#### Input records
"""

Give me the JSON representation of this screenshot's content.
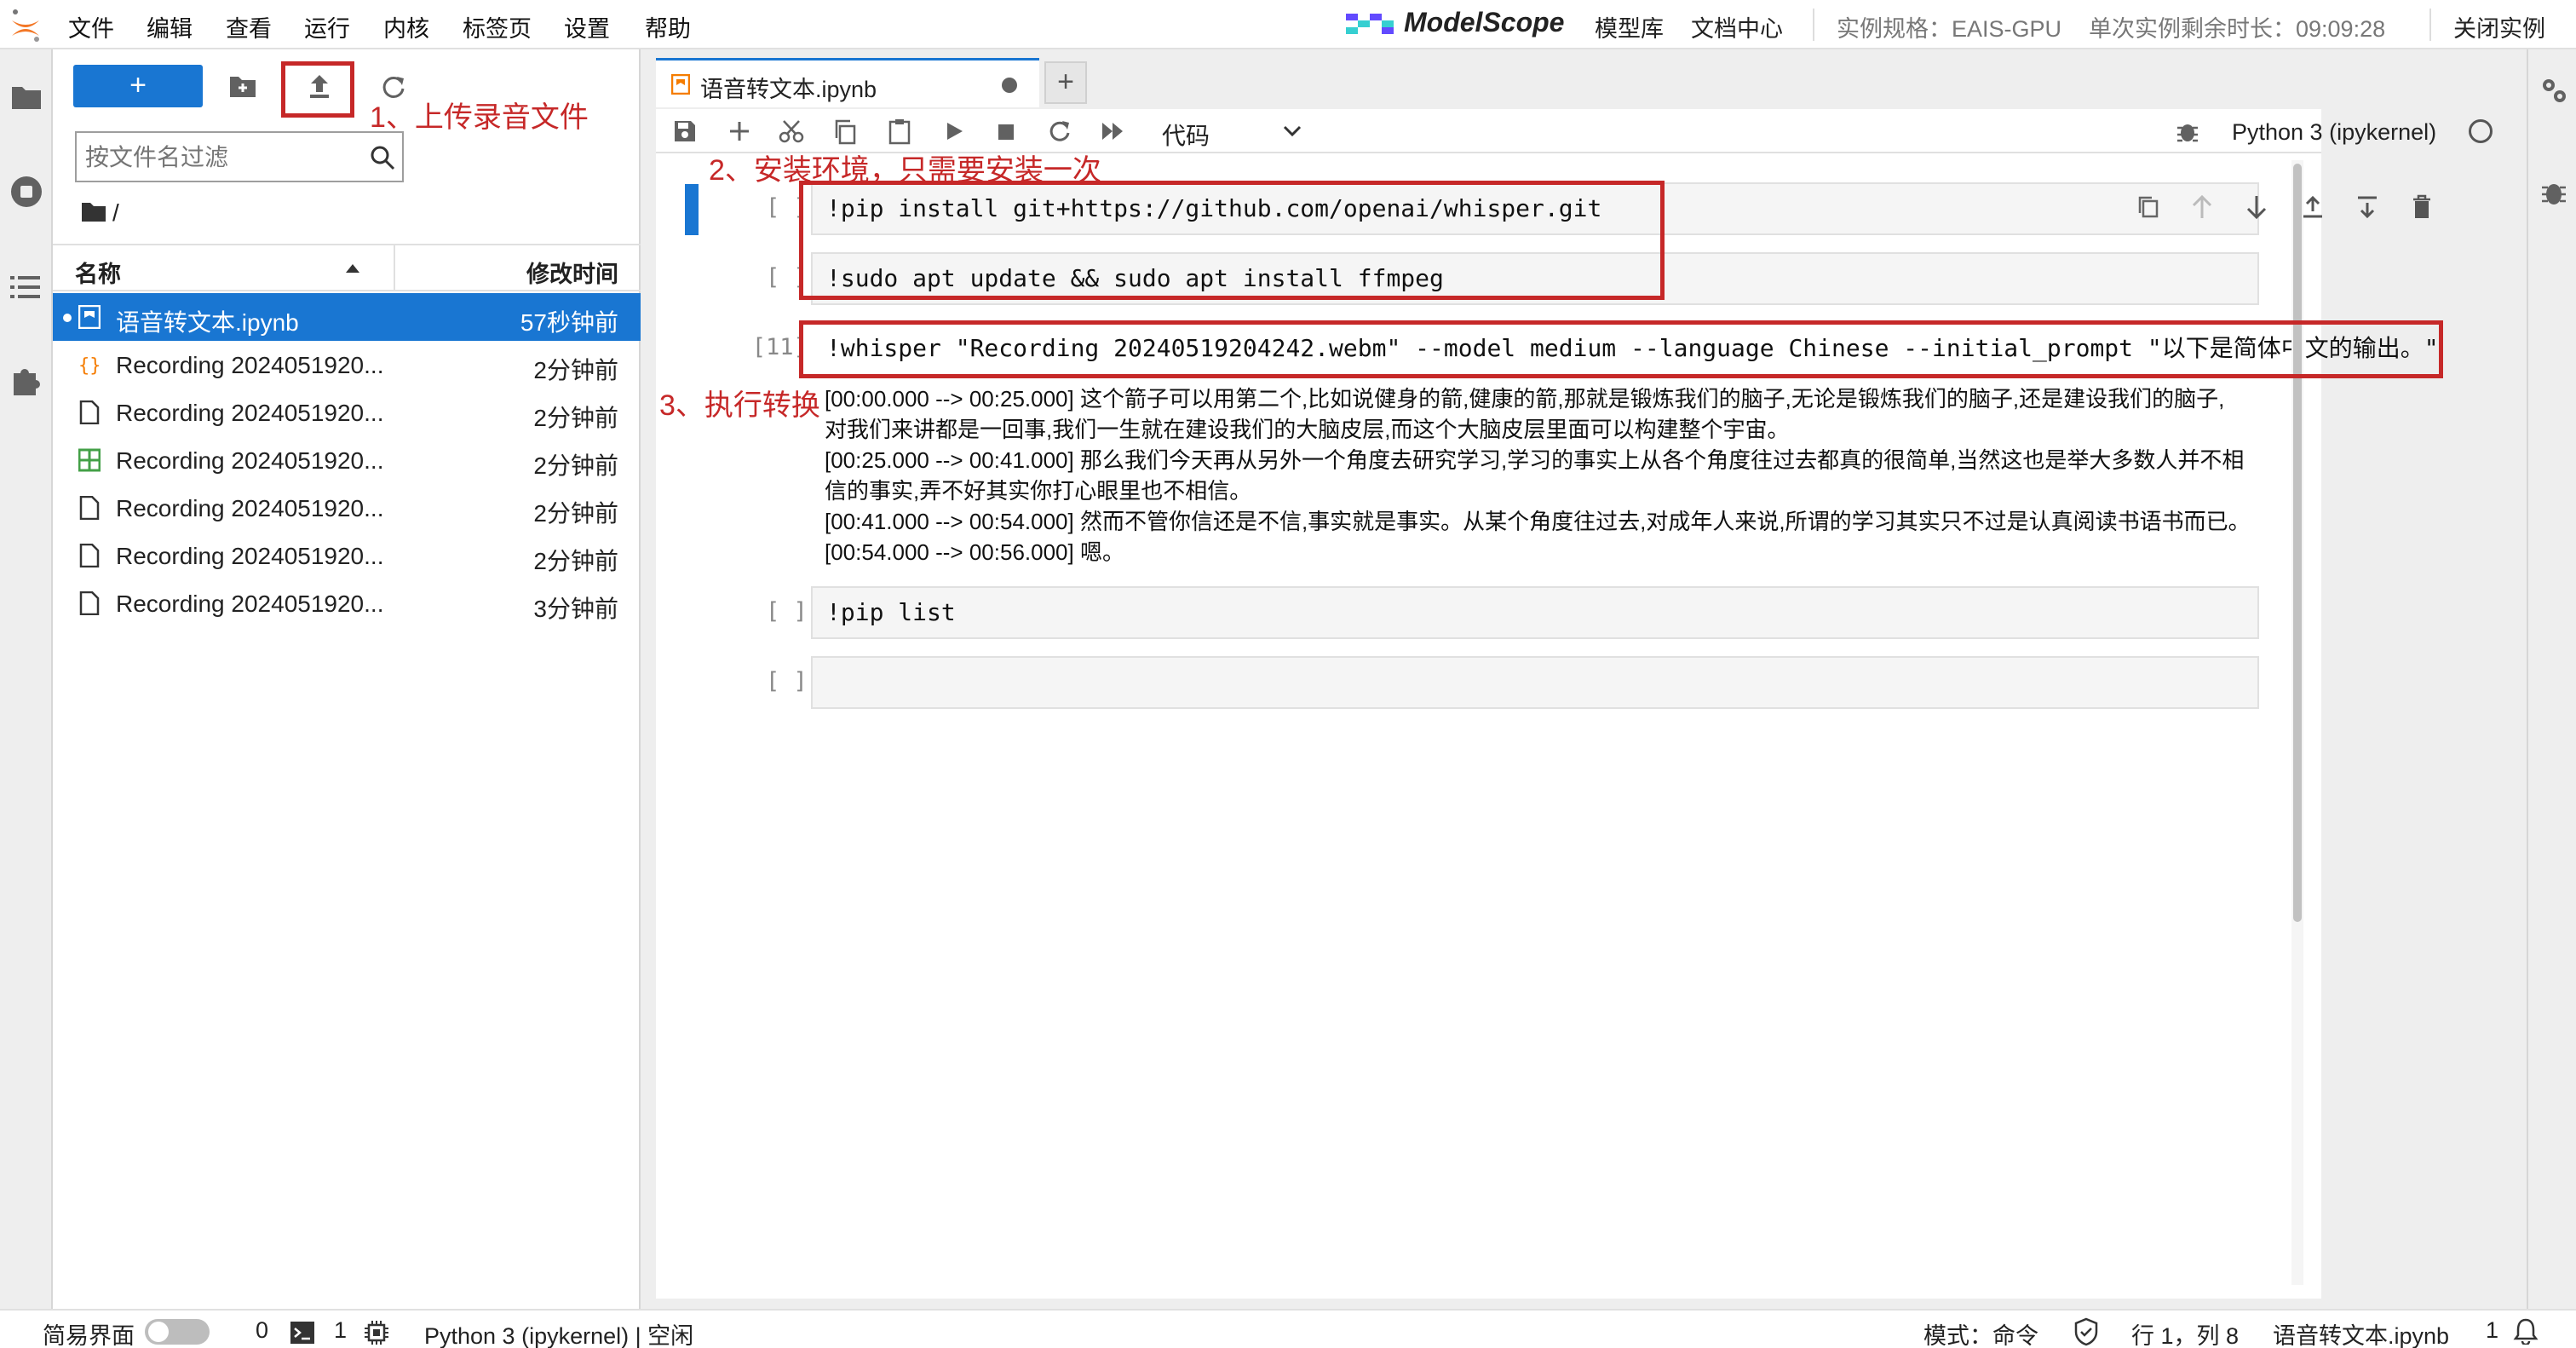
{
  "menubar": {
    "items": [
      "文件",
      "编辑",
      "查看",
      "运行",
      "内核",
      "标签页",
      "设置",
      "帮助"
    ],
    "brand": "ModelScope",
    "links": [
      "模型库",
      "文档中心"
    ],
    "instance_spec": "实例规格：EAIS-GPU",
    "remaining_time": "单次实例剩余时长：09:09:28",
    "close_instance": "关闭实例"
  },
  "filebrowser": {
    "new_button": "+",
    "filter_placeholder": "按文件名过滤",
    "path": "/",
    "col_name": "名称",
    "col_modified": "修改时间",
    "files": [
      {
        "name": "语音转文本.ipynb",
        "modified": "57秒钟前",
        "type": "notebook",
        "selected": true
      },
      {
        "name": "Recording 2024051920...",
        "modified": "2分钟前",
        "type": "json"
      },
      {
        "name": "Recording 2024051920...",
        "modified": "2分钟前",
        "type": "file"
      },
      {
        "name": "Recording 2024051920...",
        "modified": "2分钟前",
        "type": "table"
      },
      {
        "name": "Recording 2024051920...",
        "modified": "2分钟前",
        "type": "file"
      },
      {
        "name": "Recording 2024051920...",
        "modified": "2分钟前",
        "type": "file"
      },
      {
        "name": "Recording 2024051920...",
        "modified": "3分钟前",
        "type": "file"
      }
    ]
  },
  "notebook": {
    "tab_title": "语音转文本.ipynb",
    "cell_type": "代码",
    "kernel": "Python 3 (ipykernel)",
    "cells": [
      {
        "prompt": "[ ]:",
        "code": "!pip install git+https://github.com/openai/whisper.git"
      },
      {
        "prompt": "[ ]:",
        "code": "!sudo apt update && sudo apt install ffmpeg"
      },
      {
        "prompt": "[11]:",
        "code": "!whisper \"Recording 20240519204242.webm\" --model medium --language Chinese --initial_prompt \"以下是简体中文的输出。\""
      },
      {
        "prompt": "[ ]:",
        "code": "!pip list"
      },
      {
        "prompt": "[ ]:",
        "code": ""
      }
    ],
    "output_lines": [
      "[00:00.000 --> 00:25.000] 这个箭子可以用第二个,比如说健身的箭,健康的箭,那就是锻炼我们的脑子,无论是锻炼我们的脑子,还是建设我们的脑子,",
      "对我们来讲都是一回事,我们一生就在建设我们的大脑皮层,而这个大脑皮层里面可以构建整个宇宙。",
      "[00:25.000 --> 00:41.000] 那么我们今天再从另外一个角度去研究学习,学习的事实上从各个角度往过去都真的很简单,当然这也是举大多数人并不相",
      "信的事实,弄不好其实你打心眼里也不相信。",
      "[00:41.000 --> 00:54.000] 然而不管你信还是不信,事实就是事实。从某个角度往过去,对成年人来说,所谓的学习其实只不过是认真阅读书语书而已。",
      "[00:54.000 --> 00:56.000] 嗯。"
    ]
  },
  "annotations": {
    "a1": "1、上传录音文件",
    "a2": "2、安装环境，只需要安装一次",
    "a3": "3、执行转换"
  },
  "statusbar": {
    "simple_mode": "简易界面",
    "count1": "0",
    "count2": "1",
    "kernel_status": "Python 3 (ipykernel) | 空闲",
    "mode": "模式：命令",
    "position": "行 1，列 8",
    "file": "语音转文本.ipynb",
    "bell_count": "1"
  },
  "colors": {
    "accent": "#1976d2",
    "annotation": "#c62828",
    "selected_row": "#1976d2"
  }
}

"""

#### Work instructions
Tell how many lines of the records above hold the string "ipykernel". Give no other text.

#### Output
2